Extract to read:
>> START

In the embodiment shown in the drawings, the secondary reservoir 25 is placed within the primary reservoir 5. In addition, the secondary reservoir 25 is constituted by two cavities 25c and 25b located respectively at the outlet of the cartridge 7 and around the feed device 6 of the steam chamber.
Moreover, the volume of the secondary reservoir 25 makes it possible to supply the feed device 6 of the steam chamber when the device is open at its maximum delivery, over a period of at least thirty seconds.
Furthermore, each reservoir 5 and 25 has means for connecting to the atmosphere in order to prevent the development of one or a number of negative-pressure zones as water flows towards the steam chamber. One of these means consists of a tube 26a placed in the immediate vicinity of the steam chamber feed device 6.
More specifically, the secondary reservoir 25 is made up of the following elements (see FIGS. 5 and 6):
a cavity 25c containing the check-valve 27 at the outlet of the cartridge 7;
a duct 25a located on or beneath the bottom wall of the reservoir 5, made integral with the reservoir by means of at least one of its walls (as illustrated), or constituted by a flexible tube which provides a connection between the two cavities 25c and 25d. Said duct can also be constituted by the space located between the bottom of the reservoir 5 and a second wall (inner or outer wall) which covers all or part of the bottom in order to increase the volume of demineralized water without modifying the pressure drop;
a cavity 25d surrounding the feed device 6 of the steam chamber.
The check-valve 27 of the secondary reservoir may be dispensed with in order to reduce the pressure drop towards the cavity 25 if the instructions for use stipulate that the user should leave the iron in a flat position on its sole-plate. This position allows little water to escape owing to the shape and the levels of the two cavities which constitute the secondary reservoir 25.
It is also apparent from FIG. 1 that the rear wall 8a of the casing 8 is extended beyond the rear edge 1a of the sole-plate 1 and that the housing 12 of the demineralizing cartridge 7 is located within said rear portion. Said housing 12 is thus located at a sufficient distance from the sole-plate 1 to avoid any overheating of the resin contained in the cartridge.
The demineralizing cartridge 7 is removably fitted within the housing 12 which is integral with the rear portion of the water reservoir 5.
It is also apparent from FIG. 1 that the bottom wall 13 of the housing 12 of the cartridge 7 is located substantially at the same level as the bottom wall 5a of the reservoir 5.

>> END

Exercise instructions:
1. According to the steam iron passage, for how long can the volume of the secondary reservoir 25 supply the feed device 6 of the steam chamber when that device is open at its maximum delivery?
2. List every element that, in the more specific description in the steam iron passage, makes up the secondary reservoir 25.
3. Write the next part of the steam iron passage, picking up after its final sentence.
The lines that follow have no connection to the steam iron passage.

Data:
>> START

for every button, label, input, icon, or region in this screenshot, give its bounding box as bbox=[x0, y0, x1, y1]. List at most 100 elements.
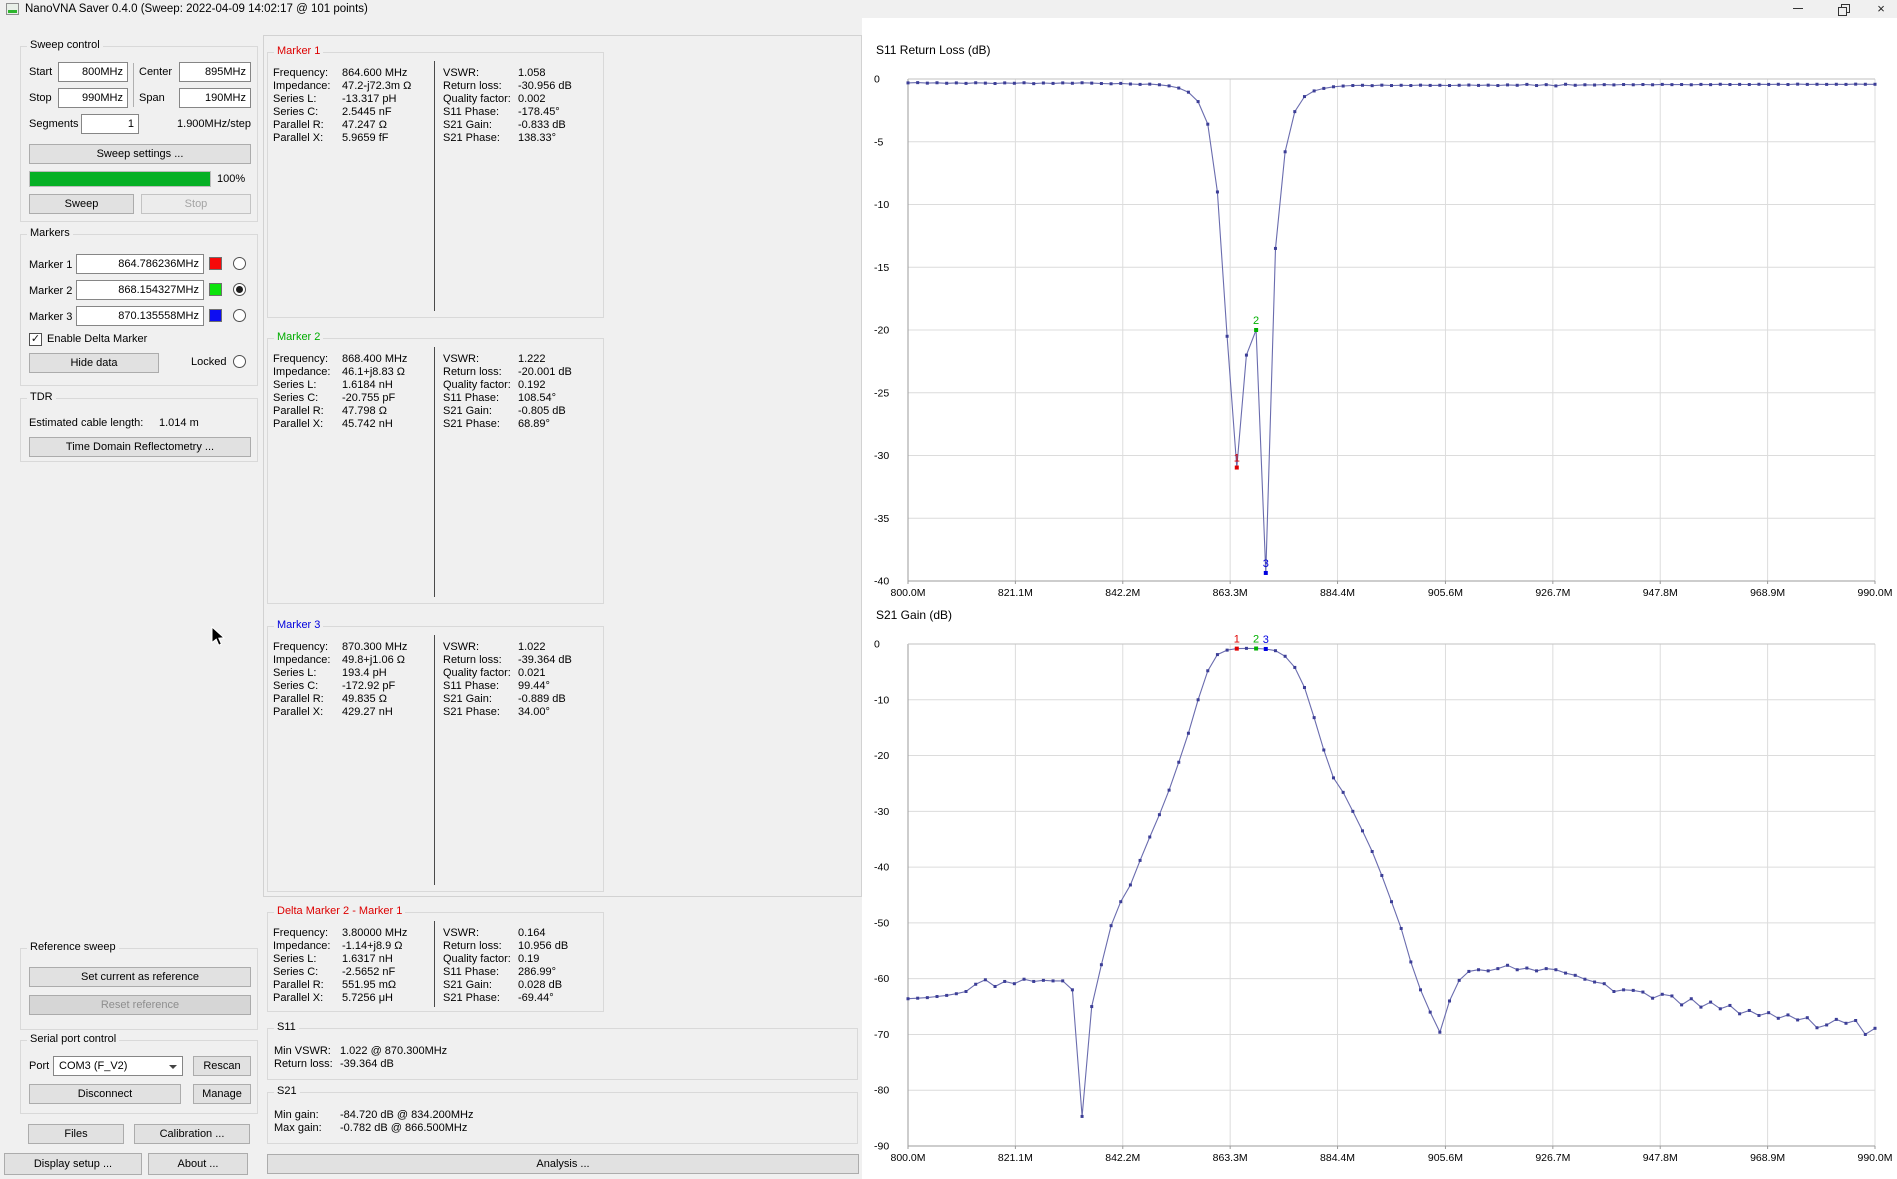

>> END

Expected responses:
1. For a period of at least thirty seconds.

2.
- A cavity 25c containing the check-valve 27 at the outlet of the cartridge 7
- A duct 25a located on or beneath the bottom wall of the reservoir 5, connecting the two cavities 25c and 25d
- A cavity 25d surrounding the feed device 6 of the steam chamber

3.
Moreover, the top wall 14 of the housing 12 of the cartridge 7 is adjacent to the interior of the water reservoir 5.
In addition, said top wall 14 is inclined towards the front end of the iron and is joined to the bottom wall 5a of the water reservoir by means of a cant face 15. The rear edge 15a or summit of this cant face 15 is joined to the top wall 14 of the housing 12 by means of a transverse partition 16 which forms with said wall 14 a receptacle 17 constituting a water reserve.
It is seen from FIG. 5 that the housing 12 of the cartridge 7 is molded in one piece with the bottom wall 5a of the reservoir 5.
Moreover, this figure shows that the cant face 15 extends over only part of the width of the water reservoir and its edge has a vertical flange 18.
As shown in FIGS. 1 to 3, the housing 12 of the cartridge 7 is provided on the face remote from its entrance face 19 which opens to the exterior with an admission opening 20a and a discharge opening 20b which are removably connected to an end-piece for admission of water 21a and for discharge of water 21b into and from the cartridge 7 (as shown in FIG. 4). This cartridge 7 has a central partition 22. A filtration grid 24 which retains the resin particles 23 extends to the rear of the end-pieces 21a and 21b.
The discharge opening 20b of the housing 12 is connected to the water feed device 6 of the steam chamber 3 by means of the duct 25 which extends within the water reservoir 5.
Moreover, the opening 20a for admission of water into the cartridge 7 opens into a compartment 26 which is separated from the discharge opening 20b by a partition 20c. This compartment 26 is supplied with water contained in the receptacle 17 forming a reserve and is directly supplied with water from the reservoir 5 proper only when the iron is in the vertical position, as will be explained in greater detail hereinafter.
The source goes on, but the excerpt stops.